> SHORT TASK
Return all lines where the word "Raffaella" can be found.

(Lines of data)
::::::

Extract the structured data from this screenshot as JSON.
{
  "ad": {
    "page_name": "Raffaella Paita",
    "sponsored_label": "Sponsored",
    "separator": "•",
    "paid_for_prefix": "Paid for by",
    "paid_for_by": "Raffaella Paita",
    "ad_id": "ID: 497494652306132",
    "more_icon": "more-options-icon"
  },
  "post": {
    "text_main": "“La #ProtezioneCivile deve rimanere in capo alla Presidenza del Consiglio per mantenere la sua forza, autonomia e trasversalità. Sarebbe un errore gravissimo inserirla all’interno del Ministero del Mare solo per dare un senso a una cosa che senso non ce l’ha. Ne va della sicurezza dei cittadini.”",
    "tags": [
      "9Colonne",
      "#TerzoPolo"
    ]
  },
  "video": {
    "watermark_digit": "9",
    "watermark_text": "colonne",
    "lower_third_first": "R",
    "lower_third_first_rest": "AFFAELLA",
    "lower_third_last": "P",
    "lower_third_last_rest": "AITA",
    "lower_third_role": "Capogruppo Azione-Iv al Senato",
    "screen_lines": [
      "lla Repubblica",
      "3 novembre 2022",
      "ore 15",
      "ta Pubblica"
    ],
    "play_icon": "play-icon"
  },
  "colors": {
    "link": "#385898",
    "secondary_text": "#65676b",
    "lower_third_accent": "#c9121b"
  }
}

::::::

> ANSWER TO THE TASK
    "page_name": "Raffaella Paita",
    "paid_for_by": "Raffaella Paita",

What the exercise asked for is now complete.